→ What you have to do: Wherever the word "this" appears in a line, copy that line.

——

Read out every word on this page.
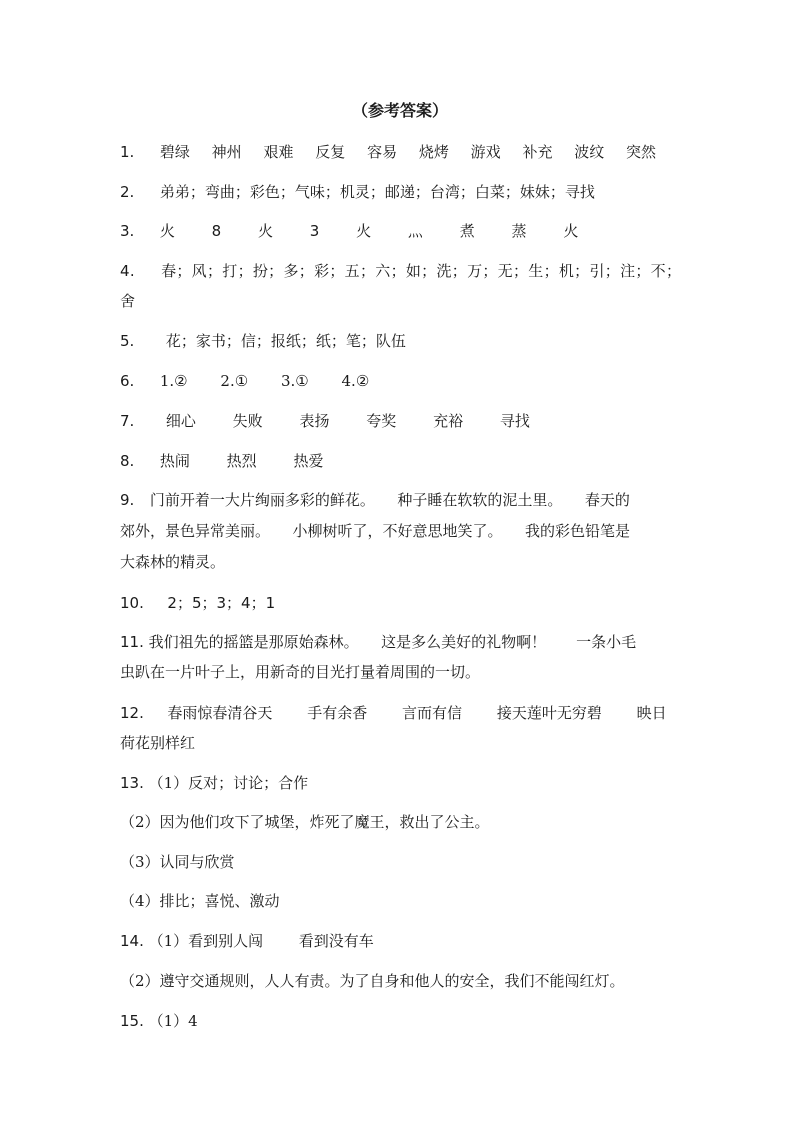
（参考答案）
1. 碧绿 神州 艰难 反复 容易 烧烤 游戏 补充 波纹 突然
2. 弟弟；弯曲；彩色；气味；机灵；邮递；台湾；白菜；妹妹；寻找
3. 火 8 火 3 火 灬 煮 蒸 火
4. 春；风；打；扮；多；彩；五；六；如；洗；万；无；生；机；引；注；不；
舍
5. 花；家书；信；报纸；纸；笔；队伍
6. 1.② 2.① 3.① 4.②
7. 细心 失败 表扬 夸奖 充裕 寻找
8. 热闹 热烈 热爱
9. 门前开着一大片绚丽多彩的鲜花。　　种子睡在软软的泥土里。　　春天的
郊外，景色异常美丽。　　小柳树听了，不好意思地笑了。　　我的彩色铅笔是
大森林的精灵。
10. 2；5；3；4；1
11. 我们祖先的摇篮是那原始森林。　　这是多么美好的礼物啊！　　一条小毛
虫趴在一片叶子上，用新奇的目光打量着周围的一切。
12. 春雨惊春清谷天 手有余香 言而有信 接天莲叶无穷碧 映日
荷花别样红
13. （1）反对；讨论；合作
（2）因为他们攻下了城堡，炸死了魔王，救出了公主。
（3）认同与欣赏
（4）排比；喜悦、激动
14. （1）看到别人闯 看到没有车
（2）遵守交通规则，人人有责。为了自身和他人的安全，我们不能闯红灯。
15. （1）4
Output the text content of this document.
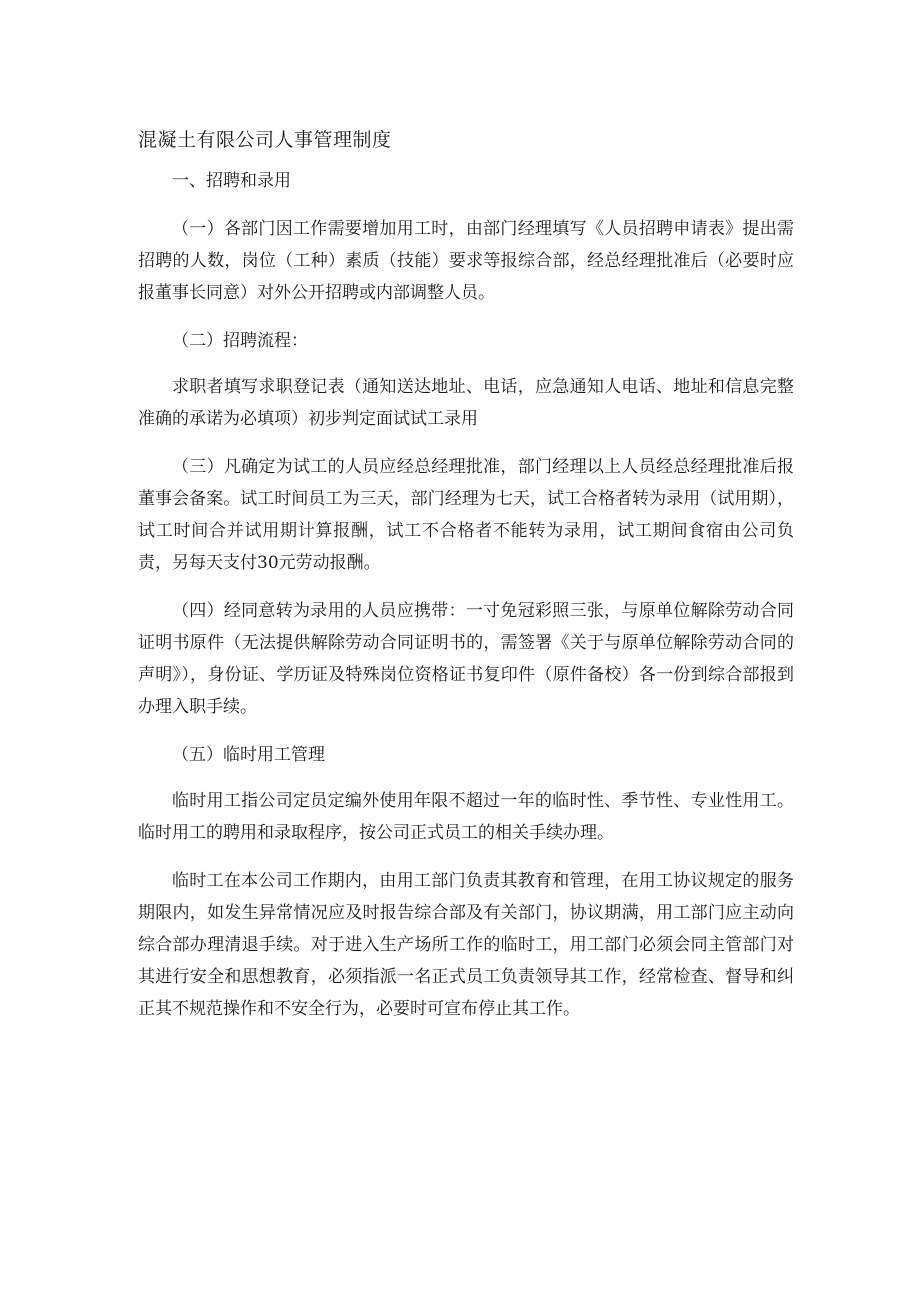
混凝土有限公司人事管理制度
一、招聘和录用

（一）各部门因工作需要增加用工时，由部门经理填写《人员招聘申请表》提出需招聘的人数，岗位（工种）素质（技能）要求等报综合部，经总经理批准后（必要时应报董事长同意）对外公开招聘或内部调整人员。

（二）招聘流程：

求职者填写求职登记表（通知送达地址、电话，应急通知人电话、地址和信息完整准确的承诺为必填项）初步判定面试试工录用

（三）凡确定为试工的人员应经总经理批准，部门经理以上人员经总经理批准后报董事会备案。试工时间员工为三天，部门经理为七天，试工合格者转为录用（试用期），试工时间合并试用期计算报酬，试工不合格者不能转为录用，试工期间食宿由公司负责，另每天支付30元劳动报酬。

（四）经同意转为录用的人员应携带：一寸免冠彩照三张，与原单位解除劳动合同证明书原件（无法提供解除劳动合同证明书的，需签署《关于与原单位解除劳动合同的声明》），身份证、学历证及特殊岗位资格证书复印件（原件备校）各一份到综合部报到办理入职手续。

（五）临时用工管理

临时用工指公司定员定编外使用年限不超过一年的临时性、季节性、专业性用工。临时用工的聘用和录取程序，按公司正式员工的相关手续办理。

临时工在本公司工作期内，由用工部门负责其教育和管理，在用工协议规定的服务期限内，如发生异常情况应及时报告综合部及有关部门，协议期满，用工部门应主动向综合部办理清退手续。对于进入生产场所工作的临时工，用工部门必须会同主管部门对其进行安全和思想教育，必须指派一名正式员工负责领导其工作，经常检查、督导和纠正其不规范操作和不安全行为，必要时可宣布停止其工作。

——

→ The solution:
Read out every word on this page.
Output the text content of this document.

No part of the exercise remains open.